EXERCISE DESCRIPTION | From the records below, copy every line that contains the word "marker".
━━━━━━━━━━━━━━━━━━━━
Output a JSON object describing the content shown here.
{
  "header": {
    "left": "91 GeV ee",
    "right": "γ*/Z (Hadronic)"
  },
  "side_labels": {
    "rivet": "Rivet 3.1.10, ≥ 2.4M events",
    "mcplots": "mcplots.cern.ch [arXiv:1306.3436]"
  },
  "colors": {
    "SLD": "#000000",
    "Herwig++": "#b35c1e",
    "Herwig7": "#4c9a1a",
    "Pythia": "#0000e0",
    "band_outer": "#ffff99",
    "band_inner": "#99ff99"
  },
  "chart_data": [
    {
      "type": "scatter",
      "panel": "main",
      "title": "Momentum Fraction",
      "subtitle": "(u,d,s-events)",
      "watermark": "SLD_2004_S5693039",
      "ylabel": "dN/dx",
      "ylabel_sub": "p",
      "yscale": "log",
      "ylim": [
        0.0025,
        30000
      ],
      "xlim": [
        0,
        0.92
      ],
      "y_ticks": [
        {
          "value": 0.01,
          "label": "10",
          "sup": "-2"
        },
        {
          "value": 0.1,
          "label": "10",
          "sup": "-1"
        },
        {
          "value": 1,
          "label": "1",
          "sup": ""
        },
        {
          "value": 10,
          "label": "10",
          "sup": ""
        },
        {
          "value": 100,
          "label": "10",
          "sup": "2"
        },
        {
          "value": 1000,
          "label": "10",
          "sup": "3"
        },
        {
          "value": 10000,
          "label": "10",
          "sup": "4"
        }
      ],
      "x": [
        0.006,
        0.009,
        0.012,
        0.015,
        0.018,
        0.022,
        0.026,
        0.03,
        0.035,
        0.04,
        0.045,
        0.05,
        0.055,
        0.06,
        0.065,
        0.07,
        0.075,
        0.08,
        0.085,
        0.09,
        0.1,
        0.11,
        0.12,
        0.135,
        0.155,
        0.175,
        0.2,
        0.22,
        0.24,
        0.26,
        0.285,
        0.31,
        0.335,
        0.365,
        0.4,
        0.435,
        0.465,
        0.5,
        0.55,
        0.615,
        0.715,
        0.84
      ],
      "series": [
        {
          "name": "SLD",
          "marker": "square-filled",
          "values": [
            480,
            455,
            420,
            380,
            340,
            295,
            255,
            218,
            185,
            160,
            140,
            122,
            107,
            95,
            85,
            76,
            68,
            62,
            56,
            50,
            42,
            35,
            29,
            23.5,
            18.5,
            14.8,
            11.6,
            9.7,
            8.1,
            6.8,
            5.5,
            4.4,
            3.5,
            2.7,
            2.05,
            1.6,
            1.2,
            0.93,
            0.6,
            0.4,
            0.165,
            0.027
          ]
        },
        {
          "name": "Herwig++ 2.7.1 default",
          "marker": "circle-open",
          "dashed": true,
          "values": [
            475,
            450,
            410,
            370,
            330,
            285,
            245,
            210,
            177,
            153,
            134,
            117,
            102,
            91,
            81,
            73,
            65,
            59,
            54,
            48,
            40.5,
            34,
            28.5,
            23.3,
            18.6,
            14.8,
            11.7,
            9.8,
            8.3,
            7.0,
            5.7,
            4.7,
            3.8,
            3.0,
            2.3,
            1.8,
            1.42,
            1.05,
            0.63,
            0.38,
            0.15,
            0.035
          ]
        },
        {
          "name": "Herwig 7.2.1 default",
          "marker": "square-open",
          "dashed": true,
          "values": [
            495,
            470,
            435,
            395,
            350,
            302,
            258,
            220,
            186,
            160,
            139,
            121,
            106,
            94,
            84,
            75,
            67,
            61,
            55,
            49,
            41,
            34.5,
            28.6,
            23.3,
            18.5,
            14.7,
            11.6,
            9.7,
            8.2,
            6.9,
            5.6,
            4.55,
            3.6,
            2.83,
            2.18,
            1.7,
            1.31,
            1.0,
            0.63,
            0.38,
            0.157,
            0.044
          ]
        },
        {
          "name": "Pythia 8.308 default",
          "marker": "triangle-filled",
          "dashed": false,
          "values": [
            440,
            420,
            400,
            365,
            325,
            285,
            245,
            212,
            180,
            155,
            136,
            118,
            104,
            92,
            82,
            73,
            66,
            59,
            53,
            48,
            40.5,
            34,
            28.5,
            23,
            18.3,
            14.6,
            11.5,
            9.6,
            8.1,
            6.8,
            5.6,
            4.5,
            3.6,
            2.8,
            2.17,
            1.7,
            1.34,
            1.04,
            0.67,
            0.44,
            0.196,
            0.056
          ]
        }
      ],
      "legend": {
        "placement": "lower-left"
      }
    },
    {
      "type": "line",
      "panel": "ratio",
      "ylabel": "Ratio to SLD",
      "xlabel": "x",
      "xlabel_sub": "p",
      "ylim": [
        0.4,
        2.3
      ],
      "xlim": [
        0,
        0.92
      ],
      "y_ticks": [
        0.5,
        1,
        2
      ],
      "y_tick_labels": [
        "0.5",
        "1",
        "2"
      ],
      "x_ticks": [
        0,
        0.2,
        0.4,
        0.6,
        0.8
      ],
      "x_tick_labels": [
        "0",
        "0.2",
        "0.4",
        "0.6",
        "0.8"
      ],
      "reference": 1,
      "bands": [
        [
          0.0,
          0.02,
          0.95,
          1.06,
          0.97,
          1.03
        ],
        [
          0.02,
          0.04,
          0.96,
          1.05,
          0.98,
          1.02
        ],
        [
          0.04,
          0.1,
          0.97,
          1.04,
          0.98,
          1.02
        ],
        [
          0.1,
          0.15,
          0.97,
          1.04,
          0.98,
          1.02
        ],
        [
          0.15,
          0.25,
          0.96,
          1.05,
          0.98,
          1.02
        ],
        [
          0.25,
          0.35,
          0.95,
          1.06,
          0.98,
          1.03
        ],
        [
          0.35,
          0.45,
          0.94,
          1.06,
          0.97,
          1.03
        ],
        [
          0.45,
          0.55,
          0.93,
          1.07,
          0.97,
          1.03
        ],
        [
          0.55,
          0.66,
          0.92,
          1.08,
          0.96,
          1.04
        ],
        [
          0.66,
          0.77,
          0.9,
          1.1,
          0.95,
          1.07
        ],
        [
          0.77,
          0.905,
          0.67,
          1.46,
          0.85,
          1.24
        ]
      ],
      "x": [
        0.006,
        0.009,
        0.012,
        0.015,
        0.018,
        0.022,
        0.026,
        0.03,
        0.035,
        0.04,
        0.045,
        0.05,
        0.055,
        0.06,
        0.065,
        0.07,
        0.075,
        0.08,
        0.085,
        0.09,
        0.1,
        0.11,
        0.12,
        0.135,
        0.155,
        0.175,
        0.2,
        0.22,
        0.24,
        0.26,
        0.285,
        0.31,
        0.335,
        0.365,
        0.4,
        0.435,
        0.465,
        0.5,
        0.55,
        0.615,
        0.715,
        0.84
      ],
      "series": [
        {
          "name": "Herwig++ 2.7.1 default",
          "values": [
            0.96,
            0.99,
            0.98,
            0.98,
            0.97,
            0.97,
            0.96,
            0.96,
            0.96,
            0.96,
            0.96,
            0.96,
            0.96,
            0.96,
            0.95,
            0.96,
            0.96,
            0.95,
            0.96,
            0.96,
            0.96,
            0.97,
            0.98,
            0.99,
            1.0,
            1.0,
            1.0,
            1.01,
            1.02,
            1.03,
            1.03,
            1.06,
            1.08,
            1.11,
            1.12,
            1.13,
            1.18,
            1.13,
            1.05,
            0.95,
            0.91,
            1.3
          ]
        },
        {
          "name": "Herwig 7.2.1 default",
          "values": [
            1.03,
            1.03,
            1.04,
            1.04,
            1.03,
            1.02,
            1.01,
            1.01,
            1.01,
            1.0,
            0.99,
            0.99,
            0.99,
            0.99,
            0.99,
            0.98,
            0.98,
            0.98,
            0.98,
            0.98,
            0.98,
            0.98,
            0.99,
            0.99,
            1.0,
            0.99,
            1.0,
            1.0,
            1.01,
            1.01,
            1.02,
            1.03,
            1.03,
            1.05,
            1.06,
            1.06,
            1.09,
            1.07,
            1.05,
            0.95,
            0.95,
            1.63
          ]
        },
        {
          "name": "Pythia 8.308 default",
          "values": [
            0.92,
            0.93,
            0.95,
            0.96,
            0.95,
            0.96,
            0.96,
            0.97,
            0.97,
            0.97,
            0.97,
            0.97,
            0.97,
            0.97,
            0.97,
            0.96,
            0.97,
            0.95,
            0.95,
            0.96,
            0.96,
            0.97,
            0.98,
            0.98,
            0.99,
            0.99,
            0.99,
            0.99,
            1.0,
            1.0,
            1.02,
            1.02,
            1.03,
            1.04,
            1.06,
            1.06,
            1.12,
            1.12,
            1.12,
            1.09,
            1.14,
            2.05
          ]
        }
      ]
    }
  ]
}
━━━━━━━━━━━━━━━━━━━━
RESULT |
          "marker": "square-filled",
          "marker": "circle-open",
          "marker": "square-open",
          "marker": "triangle-filled",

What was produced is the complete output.